Rewrite the rows below, changing every "Retainer Invoices" to "Sales Invoices" and leaving everything else as it is.
● ● ●
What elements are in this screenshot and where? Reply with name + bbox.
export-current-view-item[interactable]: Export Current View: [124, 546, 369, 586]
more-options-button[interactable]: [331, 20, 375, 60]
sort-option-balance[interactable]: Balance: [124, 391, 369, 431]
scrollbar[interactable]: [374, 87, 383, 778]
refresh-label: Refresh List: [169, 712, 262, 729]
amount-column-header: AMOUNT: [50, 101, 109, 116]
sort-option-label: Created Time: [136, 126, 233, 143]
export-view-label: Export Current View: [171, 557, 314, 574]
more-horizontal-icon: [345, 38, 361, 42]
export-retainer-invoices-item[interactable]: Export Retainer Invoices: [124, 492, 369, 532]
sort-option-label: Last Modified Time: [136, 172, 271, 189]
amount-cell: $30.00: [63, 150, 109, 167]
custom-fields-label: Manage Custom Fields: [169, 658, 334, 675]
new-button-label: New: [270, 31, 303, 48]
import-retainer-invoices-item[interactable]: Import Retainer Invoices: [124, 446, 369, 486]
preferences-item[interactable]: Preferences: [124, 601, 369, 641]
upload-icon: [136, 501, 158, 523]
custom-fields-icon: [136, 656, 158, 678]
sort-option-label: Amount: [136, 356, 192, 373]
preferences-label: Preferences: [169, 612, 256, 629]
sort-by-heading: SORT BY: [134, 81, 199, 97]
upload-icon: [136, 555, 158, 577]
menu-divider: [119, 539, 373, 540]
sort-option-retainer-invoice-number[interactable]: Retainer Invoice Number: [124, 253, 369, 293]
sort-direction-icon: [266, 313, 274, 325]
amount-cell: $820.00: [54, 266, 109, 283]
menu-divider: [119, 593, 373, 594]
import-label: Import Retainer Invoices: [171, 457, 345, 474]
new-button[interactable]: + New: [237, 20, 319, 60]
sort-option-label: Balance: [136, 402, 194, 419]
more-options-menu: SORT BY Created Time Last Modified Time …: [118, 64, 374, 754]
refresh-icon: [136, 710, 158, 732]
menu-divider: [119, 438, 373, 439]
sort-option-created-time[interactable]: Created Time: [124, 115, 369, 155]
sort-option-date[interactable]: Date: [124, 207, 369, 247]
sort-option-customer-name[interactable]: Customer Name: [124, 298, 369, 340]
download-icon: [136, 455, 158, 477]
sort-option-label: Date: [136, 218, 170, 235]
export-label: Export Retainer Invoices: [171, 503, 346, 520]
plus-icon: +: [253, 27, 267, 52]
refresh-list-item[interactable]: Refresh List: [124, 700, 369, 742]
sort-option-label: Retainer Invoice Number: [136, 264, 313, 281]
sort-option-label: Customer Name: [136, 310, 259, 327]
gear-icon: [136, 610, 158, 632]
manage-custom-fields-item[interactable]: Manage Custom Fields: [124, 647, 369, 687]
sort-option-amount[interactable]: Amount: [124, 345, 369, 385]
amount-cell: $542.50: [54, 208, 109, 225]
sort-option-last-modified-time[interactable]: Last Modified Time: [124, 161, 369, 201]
● ● ●
* _The answer_:
What elements are in this screenshot and where? Reply with name + bbox.
export-current-view-item[interactable]: Export Current View: [124, 546, 369, 586]
more-options-button[interactable]: [331, 20, 375, 60]
sort-option-balance[interactable]: Balance: [124, 391, 369, 431]
scrollbar[interactable]: [374, 87, 383, 778]
refresh-label: Refresh List: [169, 712, 262, 729]
amount-column-header: AMOUNT: [50, 101, 109, 116]
sort-option-label: Created Time: [136, 126, 233, 143]
export-view-label: Export Current View: [171, 557, 314, 574]
more-horizontal-icon: [345, 38, 361, 42]
export-retainer-invoices-item[interactable]: Export Sales Invoices: [124, 492, 369, 532]
sort-option-label: Last Modified Time: [136, 172, 271, 189]
amount-cell: $30.00: [63, 150, 109, 167]
custom-fields-label: Manage Custom Fields: [169, 658, 334, 675]
new-button-label: New: [270, 31, 303, 48]
import-retainer-invoices-item[interactable]: Import Sales Invoices: [124, 446, 369, 486]
preferences-item[interactable]: Preferences: [124, 601, 369, 641]
upload-icon: [136, 501, 158, 523]
custom-fields-icon: [136, 656, 158, 678]
sort-option-label: Amount: [136, 356, 192, 373]
preferences-label: Preferences: [169, 612, 256, 629]
sort-by-heading: SORT BY: [134, 81, 199, 97]
upload-icon: [136, 555, 158, 577]
menu-divider: [119, 539, 373, 540]
sort-option-retainer-invoice-number[interactable]: Retainer Invoice Number: [124, 253, 369, 293]
sort-direction-icon: [266, 313, 274, 325]
amount-cell: $820.00: [54, 266, 109, 283]
menu-divider: [119, 593, 373, 594]
import-label: Import Sales Invoices: [171, 457, 345, 474]
new-button[interactable]: + New: [237, 20, 319, 60]
sort-option-label: Balance: [136, 402, 194, 419]
more-options-menu: SORT BY Created Time Last Modified Time …: [118, 64, 374, 754]
refresh-icon: [136, 710, 158, 732]
menu-divider: [119, 438, 373, 439]
sort-option-created-time[interactable]: Created Time: [124, 115, 369, 155]
sort-option-date[interactable]: Date: [124, 207, 369, 247]
sort-option-customer-name[interactable]: Customer Name: [124, 298, 369, 340]
download-icon: [136, 455, 158, 477]
sort-option-label: Date: [136, 218, 170, 235]
export-label: Export Sales Invoices: [171, 503, 346, 520]
plus-icon: +: [253, 27, 267, 52]
refresh-list-item[interactable]: Refresh List: [124, 700, 369, 742]
sort-option-label: Retainer Invoice Number: [136, 264, 313, 281]
sort-option-label: Customer Name: [136, 310, 259, 327]
gear-icon: [136, 610, 158, 632]
manage-custom-fields-item[interactable]: Manage Custom Fields: [124, 647, 369, 687]
sort-option-amount[interactable]: Amount: [124, 345, 369, 385]
amount-cell: $542.50: [54, 208, 109, 225]
sort-option-last-modified-time[interactable]: Last Modified Time: [124, 161, 369, 201]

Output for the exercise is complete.